*Data:*
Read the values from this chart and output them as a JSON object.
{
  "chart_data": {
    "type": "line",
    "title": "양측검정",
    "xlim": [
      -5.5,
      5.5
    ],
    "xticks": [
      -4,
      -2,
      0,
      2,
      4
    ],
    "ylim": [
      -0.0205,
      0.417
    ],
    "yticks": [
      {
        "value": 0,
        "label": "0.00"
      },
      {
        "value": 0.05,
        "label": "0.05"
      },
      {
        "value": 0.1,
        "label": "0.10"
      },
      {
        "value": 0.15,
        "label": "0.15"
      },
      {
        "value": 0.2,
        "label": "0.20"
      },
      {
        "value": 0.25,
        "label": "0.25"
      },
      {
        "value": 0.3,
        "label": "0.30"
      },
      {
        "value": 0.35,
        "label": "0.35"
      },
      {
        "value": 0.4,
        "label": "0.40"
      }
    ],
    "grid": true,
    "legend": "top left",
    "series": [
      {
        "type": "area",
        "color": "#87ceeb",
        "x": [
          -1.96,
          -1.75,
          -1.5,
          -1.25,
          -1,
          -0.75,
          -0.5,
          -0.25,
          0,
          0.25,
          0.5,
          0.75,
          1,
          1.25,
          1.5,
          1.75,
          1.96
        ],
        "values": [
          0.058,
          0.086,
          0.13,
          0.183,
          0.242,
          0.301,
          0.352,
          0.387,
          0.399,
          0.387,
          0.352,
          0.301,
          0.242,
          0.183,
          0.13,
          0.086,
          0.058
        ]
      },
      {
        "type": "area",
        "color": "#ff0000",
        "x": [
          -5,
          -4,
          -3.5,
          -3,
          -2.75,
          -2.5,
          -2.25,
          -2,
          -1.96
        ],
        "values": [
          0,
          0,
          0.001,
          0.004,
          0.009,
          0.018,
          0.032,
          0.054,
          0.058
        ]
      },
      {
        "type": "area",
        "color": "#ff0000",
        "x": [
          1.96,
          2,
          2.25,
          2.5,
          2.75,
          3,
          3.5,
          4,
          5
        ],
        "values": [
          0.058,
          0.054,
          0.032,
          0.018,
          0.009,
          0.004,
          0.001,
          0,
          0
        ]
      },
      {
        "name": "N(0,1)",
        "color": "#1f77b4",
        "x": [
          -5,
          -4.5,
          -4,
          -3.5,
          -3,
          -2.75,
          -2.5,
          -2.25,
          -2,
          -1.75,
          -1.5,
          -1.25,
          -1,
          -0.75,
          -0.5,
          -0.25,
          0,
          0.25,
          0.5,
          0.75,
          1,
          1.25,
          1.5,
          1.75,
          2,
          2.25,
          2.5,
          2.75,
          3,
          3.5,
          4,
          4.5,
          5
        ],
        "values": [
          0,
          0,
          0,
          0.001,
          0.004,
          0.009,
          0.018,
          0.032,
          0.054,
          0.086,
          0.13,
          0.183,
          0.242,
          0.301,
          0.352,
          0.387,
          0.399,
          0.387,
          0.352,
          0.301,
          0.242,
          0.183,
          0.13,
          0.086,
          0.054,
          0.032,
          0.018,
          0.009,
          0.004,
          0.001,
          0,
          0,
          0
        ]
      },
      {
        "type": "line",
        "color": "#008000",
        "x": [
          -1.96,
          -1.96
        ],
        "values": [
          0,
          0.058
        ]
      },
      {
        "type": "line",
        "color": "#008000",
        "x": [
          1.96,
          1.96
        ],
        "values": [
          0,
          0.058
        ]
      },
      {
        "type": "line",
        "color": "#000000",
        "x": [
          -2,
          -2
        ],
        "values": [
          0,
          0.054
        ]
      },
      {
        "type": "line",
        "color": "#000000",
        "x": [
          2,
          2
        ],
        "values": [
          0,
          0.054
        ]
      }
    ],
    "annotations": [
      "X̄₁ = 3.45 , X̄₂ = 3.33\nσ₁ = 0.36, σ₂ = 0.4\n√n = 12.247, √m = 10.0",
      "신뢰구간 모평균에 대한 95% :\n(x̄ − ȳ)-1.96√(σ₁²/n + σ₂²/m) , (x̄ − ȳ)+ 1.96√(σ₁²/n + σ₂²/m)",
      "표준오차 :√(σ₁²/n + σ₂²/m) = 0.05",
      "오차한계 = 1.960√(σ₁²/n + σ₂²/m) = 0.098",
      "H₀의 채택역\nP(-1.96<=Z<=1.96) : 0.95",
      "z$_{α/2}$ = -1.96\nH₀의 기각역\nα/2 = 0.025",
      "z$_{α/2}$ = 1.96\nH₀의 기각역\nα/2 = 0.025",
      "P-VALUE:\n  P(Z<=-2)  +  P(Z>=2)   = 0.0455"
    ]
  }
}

*Written exercise:*
From the data above, copy each line that holds "label".

*Result of the exercise:*
        "label": "0.00"
        "label": "0.05"
        "label": "0.10"
        "label": "0.15"
        "label": "0.20"
        "label": "0.25"
        "label": "0.30"
        "label": "0.35"
        "label": "0.40"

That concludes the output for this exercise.